> **EXERCISE DETAILS**
From the entries below, gather every line containing the string "this".

=====

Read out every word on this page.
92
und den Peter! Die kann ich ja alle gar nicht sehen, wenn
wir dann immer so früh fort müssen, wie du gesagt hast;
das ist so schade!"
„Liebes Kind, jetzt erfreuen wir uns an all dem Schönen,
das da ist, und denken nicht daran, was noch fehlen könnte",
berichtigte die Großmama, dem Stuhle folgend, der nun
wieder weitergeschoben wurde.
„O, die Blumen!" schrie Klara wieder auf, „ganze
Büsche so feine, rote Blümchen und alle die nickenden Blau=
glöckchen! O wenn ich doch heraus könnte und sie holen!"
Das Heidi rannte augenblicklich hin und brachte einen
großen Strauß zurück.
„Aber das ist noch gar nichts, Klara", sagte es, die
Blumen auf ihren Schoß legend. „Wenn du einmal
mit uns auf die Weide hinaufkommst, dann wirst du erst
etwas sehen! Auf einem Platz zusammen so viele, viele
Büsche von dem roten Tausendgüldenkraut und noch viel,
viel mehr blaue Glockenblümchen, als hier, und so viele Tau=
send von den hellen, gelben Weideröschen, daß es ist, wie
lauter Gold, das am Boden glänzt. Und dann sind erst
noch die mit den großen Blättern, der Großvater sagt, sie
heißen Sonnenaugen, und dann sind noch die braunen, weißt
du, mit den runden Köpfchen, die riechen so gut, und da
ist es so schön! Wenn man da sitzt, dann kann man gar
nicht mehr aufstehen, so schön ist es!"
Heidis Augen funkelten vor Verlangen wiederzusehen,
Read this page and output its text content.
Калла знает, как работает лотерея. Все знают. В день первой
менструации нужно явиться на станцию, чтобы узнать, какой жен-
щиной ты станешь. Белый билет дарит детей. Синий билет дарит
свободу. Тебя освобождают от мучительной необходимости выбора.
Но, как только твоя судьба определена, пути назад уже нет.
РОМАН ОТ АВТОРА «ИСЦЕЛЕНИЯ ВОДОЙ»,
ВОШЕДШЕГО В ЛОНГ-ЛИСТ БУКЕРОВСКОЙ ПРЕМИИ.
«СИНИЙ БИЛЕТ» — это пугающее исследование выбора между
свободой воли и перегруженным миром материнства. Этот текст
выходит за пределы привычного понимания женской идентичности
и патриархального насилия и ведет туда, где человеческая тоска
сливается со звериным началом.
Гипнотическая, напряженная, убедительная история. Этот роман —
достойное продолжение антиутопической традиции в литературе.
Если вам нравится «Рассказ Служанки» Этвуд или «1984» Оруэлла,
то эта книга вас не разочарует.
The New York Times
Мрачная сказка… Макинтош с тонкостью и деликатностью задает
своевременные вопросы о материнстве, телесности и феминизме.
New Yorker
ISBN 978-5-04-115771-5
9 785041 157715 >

=====

> **WRITTEN SOLUTION**
Read out every word on this page.
Read this page and output its text content.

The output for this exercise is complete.